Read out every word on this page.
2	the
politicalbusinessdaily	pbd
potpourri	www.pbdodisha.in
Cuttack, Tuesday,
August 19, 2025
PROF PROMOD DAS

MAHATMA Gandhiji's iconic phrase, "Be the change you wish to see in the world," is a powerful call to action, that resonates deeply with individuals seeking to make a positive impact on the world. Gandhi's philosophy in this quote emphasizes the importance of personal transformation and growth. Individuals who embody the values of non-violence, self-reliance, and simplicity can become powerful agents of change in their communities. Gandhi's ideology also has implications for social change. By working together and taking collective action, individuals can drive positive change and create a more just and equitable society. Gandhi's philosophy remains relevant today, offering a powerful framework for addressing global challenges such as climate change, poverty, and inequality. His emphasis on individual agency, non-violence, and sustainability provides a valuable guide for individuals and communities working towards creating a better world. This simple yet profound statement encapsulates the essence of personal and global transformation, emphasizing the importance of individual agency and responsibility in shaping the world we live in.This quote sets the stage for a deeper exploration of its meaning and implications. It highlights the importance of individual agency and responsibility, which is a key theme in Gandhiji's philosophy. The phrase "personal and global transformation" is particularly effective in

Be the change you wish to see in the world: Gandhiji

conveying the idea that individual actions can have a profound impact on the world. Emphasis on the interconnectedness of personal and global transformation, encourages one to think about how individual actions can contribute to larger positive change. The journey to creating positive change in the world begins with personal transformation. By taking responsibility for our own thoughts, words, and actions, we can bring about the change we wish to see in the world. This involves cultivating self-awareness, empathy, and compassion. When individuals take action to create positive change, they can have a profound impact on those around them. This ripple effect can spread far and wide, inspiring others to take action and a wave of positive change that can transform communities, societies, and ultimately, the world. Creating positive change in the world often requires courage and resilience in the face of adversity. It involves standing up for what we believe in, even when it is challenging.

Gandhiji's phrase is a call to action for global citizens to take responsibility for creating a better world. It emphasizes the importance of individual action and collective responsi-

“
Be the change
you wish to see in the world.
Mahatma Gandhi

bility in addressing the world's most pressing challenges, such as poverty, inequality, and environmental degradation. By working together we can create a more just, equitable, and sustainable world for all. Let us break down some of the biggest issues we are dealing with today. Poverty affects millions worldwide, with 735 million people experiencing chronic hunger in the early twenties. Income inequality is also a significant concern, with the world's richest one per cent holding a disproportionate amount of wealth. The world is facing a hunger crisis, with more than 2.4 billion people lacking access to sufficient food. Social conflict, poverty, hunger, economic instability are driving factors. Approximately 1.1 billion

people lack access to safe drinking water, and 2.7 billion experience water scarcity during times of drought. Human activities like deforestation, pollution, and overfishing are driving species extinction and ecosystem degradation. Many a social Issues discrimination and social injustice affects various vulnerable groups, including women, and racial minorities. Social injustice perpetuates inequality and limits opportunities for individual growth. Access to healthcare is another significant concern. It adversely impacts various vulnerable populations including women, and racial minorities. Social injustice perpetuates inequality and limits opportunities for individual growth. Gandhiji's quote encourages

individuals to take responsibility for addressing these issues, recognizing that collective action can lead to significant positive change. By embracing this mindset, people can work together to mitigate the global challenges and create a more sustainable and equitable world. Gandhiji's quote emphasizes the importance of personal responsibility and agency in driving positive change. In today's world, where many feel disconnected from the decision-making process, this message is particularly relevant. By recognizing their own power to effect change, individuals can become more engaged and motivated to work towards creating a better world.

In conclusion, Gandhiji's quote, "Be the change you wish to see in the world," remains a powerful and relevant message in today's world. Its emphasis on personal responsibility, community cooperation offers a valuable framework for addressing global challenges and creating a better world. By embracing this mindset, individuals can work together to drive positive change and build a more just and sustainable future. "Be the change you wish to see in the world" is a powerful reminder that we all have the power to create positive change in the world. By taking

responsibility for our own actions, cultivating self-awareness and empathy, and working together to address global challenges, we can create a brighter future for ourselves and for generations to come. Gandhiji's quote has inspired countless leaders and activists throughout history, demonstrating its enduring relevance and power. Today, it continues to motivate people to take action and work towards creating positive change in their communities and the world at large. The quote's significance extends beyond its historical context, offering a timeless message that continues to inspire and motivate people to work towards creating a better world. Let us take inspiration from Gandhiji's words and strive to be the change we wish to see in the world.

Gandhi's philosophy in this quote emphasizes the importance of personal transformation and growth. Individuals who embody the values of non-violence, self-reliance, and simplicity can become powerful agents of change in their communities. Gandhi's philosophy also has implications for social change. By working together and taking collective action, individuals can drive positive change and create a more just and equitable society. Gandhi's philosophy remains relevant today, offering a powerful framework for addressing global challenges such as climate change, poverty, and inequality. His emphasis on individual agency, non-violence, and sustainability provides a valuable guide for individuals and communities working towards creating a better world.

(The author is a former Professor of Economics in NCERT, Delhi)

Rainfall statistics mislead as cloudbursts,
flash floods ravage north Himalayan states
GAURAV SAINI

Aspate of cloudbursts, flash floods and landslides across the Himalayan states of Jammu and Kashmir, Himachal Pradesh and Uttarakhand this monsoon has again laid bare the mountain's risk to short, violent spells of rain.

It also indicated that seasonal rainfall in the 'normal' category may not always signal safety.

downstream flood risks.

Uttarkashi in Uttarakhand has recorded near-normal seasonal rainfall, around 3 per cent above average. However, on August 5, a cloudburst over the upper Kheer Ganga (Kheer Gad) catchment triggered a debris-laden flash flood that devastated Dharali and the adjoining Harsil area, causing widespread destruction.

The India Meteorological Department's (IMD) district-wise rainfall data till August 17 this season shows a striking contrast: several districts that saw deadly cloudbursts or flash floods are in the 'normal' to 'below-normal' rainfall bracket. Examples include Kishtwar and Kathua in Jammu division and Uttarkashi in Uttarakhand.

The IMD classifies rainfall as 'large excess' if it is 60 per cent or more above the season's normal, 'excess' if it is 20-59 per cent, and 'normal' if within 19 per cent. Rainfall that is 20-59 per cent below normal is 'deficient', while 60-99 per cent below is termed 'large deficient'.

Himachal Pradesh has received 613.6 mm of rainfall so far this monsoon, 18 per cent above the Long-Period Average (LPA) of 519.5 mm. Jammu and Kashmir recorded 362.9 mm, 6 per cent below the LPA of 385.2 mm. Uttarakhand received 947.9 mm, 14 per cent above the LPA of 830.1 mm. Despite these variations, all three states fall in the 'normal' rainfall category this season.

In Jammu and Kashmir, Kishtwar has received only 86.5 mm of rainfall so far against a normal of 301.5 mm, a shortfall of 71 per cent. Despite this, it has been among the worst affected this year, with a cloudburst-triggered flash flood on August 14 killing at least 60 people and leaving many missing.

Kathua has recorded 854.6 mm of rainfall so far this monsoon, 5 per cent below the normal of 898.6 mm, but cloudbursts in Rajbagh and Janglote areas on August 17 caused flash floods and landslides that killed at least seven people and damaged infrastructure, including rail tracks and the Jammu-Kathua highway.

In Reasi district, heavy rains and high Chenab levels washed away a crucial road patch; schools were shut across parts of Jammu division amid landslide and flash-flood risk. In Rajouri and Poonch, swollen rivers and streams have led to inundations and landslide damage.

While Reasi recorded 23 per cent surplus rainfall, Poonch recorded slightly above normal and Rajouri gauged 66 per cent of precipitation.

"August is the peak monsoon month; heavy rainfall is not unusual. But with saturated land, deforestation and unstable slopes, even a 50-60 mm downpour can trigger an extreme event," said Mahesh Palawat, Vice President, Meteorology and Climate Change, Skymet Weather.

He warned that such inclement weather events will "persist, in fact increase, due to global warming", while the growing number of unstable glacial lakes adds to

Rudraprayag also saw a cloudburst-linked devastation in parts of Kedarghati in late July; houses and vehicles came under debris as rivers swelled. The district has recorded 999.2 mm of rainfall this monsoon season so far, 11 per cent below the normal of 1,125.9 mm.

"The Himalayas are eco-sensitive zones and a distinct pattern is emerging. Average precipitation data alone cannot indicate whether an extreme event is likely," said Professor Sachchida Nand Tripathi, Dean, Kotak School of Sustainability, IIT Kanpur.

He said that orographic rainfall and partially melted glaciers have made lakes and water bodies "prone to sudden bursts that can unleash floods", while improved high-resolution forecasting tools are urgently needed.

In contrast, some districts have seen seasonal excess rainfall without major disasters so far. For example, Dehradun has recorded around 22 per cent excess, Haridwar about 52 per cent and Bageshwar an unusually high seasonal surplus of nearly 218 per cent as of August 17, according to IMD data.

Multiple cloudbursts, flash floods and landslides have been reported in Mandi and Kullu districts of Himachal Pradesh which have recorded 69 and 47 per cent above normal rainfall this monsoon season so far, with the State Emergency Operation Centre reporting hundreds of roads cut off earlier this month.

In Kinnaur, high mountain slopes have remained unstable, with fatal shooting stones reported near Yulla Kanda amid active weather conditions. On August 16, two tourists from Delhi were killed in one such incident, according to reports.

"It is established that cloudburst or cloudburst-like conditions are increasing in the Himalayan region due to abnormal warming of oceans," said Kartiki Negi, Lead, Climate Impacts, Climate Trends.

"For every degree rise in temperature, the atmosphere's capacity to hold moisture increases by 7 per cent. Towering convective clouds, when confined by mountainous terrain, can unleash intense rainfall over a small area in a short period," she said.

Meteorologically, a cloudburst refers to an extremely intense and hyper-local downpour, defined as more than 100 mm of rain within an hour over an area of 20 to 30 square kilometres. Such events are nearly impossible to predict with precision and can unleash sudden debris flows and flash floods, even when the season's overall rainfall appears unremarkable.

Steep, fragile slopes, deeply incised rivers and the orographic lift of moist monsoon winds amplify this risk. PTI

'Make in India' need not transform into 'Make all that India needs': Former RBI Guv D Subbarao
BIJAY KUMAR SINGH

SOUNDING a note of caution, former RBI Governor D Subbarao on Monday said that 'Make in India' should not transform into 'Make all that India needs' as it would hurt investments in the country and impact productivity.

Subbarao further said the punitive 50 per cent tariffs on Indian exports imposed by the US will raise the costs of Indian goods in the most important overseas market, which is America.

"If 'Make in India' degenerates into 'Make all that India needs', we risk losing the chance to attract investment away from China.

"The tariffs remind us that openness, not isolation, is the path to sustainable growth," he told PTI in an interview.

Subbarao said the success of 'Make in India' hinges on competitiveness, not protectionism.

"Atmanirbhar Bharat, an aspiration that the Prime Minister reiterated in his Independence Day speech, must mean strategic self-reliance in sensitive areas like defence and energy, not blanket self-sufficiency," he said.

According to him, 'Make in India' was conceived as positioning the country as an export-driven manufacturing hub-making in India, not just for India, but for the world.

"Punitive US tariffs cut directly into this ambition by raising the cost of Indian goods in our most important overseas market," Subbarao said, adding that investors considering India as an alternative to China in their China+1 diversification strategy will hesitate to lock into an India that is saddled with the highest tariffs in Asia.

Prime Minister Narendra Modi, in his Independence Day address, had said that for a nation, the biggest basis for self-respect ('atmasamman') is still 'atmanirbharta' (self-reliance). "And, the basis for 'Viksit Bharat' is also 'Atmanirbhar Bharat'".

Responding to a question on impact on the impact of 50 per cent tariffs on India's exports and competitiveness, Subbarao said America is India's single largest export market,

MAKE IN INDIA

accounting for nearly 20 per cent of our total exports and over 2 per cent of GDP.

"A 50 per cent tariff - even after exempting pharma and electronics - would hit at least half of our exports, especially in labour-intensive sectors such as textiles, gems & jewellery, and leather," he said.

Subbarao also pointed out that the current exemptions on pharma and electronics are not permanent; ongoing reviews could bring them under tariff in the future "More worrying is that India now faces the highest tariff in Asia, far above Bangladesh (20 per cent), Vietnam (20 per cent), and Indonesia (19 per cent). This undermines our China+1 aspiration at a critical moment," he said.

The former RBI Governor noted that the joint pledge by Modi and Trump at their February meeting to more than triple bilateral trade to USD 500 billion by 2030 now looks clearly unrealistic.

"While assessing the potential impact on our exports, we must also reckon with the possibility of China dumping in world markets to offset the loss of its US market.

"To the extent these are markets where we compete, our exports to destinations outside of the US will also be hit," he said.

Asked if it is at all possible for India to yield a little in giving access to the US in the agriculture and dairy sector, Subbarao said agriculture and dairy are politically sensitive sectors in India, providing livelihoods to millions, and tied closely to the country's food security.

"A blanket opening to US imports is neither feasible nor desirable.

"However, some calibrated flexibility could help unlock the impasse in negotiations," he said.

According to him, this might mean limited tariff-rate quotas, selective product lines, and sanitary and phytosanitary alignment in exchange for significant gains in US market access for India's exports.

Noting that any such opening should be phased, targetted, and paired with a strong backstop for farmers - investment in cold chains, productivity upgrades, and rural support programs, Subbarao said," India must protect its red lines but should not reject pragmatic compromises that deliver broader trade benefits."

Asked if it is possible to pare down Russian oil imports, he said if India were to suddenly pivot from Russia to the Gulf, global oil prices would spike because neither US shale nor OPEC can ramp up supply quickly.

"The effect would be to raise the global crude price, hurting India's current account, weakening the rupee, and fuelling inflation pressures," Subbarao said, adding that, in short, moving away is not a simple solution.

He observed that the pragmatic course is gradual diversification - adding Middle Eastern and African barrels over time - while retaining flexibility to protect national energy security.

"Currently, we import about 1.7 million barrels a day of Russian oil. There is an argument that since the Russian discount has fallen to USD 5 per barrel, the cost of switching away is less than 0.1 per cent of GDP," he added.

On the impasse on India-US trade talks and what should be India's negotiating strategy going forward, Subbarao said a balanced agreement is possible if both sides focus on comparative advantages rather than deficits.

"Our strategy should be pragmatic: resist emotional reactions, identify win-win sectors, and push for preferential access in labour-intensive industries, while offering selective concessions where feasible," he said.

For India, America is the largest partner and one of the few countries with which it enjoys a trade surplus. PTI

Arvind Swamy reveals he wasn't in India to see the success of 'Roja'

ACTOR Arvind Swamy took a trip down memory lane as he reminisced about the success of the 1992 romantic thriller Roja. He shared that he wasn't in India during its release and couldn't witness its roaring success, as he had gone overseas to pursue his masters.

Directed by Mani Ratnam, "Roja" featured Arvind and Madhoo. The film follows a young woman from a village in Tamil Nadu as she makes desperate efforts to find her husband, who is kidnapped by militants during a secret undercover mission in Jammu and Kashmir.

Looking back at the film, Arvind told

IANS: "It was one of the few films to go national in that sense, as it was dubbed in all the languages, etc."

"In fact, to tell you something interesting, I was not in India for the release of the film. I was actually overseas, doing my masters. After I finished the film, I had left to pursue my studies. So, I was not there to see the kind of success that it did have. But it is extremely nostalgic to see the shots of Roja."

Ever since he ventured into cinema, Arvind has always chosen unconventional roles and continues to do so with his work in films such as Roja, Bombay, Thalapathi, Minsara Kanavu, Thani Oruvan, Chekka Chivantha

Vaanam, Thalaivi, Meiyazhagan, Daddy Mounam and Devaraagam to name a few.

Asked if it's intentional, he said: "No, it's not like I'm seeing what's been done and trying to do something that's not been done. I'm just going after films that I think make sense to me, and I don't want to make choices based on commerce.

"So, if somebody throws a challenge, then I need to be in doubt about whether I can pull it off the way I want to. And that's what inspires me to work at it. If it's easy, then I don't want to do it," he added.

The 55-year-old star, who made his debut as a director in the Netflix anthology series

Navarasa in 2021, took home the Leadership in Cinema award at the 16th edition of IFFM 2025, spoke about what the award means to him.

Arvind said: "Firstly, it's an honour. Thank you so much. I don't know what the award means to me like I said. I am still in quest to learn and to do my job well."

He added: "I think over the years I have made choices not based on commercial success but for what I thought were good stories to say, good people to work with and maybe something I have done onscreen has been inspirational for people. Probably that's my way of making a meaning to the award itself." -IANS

--------------------------------------------------

# THE EXERCISE
Copy whichever lines in the listing above contain the word "slopes".

# TASK ANSWER
"August is the peak monsoon month; heavy rainfall is not unusual. But with saturated land, deforestation and unstable slopes, even a 50-60 mm downpour can trigger an extreme event," said Mahesh Palawat, Vice President, Meteorology and Climate Change, Skymet Weather.
In Kinnaur, high mountain slopes have remained unstable, with fatal shooting stones reported near Yulla Kanda amid active weather conditions. On August 16, two tourists from Delhi were killed in one such incident, according to reports.
Steep, fragile slopes, deeply incised rivers and the orographic lift of moist monsoon winds amplify this risk. PTI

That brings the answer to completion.